*SET TASK*
Copy all lines below containing "JSON".

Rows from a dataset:
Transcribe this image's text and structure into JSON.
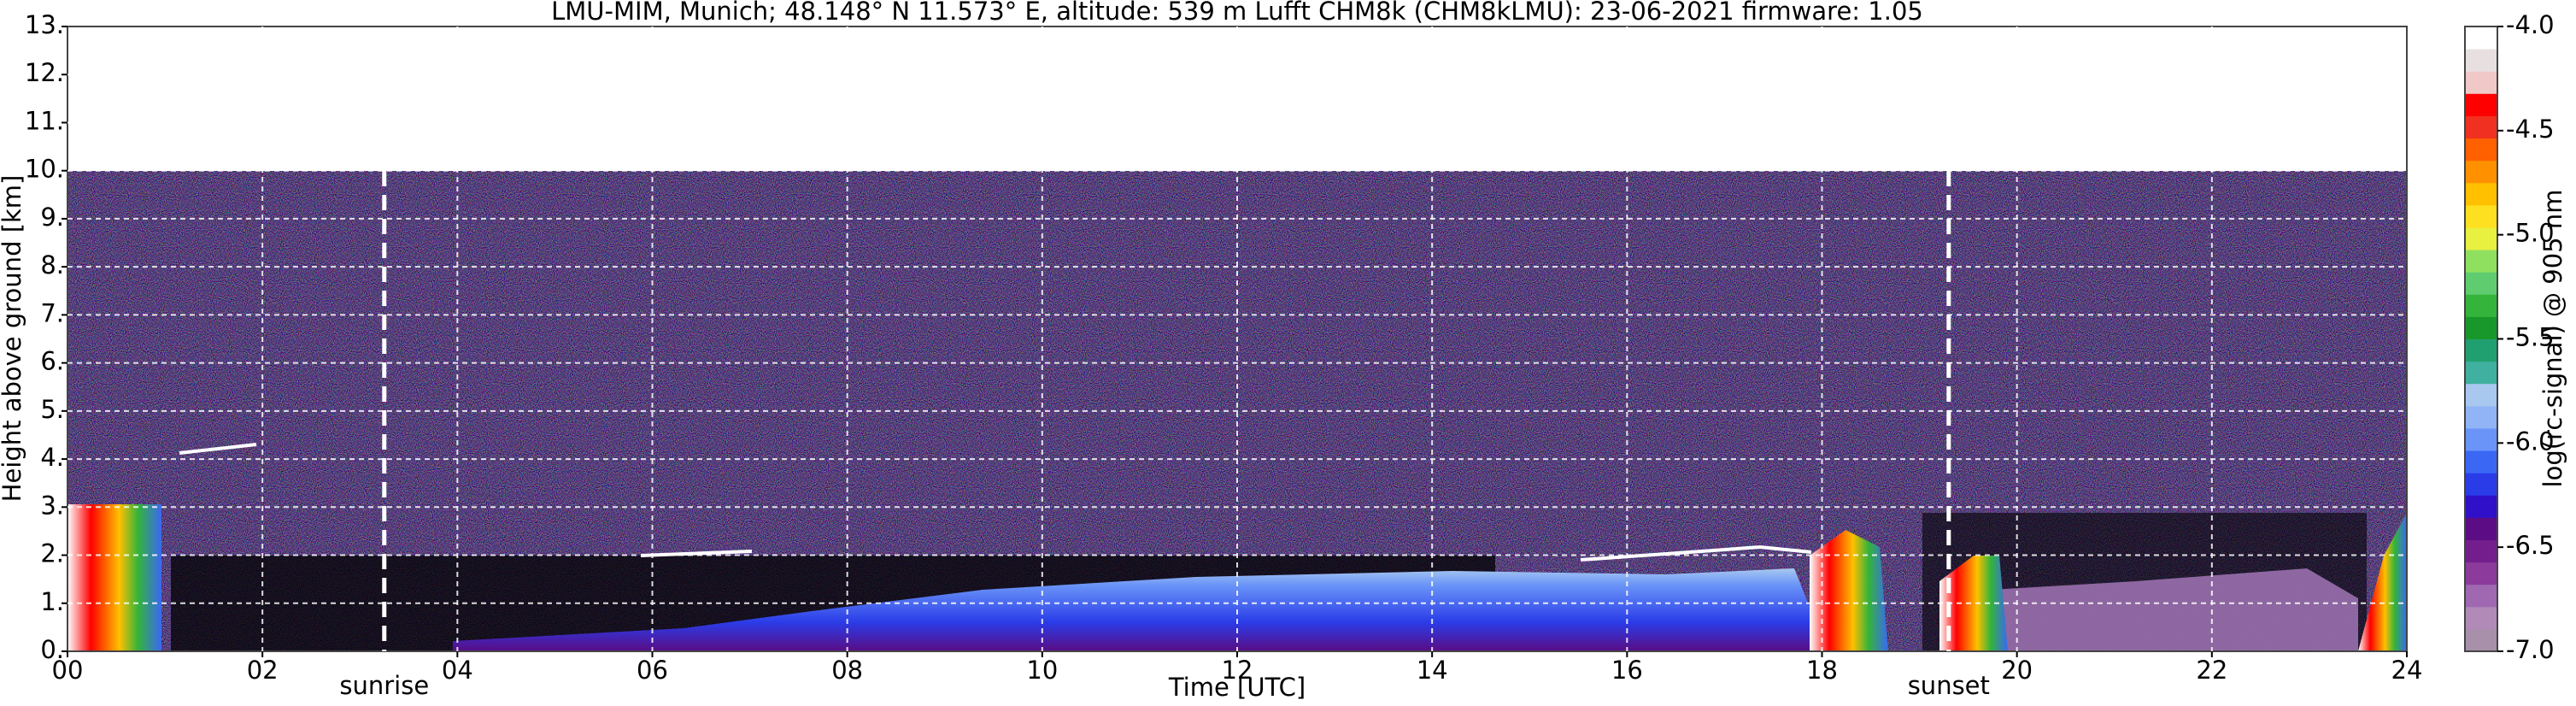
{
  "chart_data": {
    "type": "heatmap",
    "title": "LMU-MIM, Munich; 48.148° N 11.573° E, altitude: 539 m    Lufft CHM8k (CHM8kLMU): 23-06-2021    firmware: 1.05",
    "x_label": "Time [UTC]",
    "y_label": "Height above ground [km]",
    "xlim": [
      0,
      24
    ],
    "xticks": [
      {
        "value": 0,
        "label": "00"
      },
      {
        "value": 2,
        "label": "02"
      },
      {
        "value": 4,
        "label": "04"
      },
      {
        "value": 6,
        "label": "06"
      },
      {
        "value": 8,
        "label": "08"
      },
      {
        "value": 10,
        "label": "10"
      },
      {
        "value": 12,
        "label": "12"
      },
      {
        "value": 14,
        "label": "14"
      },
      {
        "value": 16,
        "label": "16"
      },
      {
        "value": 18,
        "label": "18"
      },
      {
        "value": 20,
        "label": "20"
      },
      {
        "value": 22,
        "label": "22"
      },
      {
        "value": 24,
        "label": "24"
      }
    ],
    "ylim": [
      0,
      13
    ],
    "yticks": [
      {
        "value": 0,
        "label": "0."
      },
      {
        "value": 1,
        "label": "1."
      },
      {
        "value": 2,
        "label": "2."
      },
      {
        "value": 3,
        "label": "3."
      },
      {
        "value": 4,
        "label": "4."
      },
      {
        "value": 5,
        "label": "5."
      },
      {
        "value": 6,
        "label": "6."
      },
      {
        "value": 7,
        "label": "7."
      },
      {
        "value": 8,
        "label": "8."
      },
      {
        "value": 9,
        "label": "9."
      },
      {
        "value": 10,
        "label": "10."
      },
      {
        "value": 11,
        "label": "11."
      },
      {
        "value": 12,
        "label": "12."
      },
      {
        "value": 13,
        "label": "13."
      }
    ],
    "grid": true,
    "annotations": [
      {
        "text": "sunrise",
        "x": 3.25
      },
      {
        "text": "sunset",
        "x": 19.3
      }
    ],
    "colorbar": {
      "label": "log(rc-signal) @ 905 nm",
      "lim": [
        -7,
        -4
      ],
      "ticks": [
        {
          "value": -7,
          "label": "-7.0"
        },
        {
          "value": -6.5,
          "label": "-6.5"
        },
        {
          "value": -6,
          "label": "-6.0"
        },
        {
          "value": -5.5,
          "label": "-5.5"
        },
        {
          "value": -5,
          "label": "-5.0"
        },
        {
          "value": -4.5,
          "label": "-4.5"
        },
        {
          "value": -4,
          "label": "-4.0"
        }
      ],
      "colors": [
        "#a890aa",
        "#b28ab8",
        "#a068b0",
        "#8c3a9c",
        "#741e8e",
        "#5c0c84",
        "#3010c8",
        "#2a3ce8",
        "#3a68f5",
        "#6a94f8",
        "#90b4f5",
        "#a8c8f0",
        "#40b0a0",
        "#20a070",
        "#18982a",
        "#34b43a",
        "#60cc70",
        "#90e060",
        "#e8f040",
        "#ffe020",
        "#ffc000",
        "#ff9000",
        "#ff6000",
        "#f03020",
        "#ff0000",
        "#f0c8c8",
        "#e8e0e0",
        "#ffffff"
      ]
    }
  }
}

==

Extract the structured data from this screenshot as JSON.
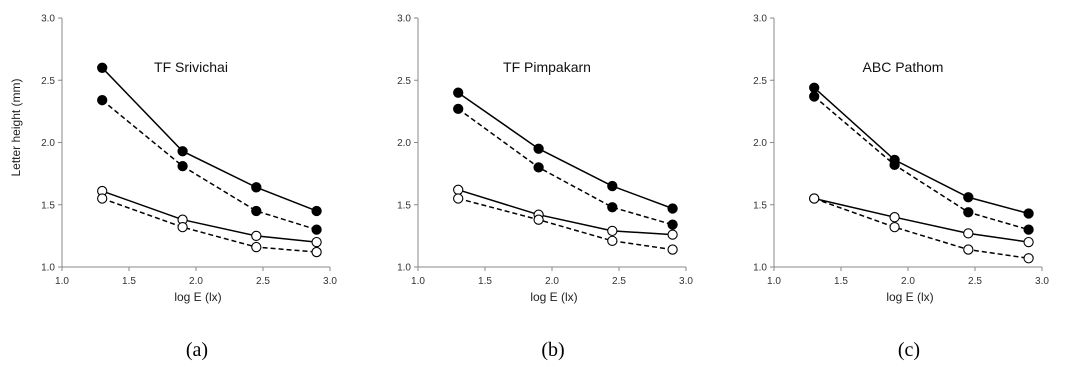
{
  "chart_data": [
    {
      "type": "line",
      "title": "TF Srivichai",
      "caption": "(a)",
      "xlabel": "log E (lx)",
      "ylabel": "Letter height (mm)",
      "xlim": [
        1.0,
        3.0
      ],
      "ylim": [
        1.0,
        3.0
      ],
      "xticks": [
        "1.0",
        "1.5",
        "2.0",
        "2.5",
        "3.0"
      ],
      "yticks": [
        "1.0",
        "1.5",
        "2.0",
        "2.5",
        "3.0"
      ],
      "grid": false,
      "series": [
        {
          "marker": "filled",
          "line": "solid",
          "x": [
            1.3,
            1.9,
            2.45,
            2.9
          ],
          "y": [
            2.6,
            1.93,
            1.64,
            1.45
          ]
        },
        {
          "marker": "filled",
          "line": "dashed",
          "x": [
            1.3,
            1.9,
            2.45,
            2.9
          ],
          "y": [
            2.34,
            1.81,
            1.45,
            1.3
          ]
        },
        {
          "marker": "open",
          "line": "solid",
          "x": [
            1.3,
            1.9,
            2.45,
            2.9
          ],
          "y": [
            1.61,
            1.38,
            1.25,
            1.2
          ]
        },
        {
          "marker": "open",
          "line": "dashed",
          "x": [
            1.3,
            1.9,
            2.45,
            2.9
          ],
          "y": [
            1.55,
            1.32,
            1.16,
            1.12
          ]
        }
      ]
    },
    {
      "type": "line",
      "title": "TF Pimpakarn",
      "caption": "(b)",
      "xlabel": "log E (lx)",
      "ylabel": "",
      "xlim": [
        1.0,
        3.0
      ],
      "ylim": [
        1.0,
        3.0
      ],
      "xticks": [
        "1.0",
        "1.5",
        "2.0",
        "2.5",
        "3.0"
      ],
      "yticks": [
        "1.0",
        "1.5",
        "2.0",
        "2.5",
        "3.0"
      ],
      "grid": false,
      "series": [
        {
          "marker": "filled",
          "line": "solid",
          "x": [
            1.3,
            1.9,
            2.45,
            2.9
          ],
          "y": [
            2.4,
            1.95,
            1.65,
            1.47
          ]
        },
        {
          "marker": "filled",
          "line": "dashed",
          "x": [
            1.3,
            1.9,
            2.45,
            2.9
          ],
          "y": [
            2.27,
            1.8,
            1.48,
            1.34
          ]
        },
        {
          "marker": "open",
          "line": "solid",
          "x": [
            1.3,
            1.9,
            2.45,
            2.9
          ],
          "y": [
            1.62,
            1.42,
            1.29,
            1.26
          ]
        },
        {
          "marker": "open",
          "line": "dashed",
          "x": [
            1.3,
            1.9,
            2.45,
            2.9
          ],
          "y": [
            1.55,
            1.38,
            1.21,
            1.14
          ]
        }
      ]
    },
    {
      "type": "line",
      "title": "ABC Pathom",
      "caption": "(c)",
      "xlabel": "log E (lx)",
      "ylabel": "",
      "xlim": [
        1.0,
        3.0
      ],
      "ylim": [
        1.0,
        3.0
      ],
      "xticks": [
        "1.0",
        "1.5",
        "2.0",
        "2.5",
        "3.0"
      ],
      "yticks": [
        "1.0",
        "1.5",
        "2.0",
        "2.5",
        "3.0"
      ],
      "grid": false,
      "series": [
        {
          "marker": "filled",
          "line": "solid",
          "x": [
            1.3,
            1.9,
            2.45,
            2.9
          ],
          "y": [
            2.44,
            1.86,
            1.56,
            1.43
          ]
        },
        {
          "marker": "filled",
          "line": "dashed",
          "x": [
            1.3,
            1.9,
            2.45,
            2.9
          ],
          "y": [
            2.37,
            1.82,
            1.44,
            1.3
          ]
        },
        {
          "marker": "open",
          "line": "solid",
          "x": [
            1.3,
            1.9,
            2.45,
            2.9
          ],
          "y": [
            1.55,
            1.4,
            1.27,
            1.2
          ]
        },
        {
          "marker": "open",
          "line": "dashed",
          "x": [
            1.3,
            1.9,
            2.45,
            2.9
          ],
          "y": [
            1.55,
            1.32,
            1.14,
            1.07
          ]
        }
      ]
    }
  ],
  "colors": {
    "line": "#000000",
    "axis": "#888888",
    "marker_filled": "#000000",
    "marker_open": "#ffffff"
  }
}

*SOLUTION TO THIS PROBLEM*
Transcribe this image's text and structure into JSON.
Extract the structured data from this screenshot as JSON.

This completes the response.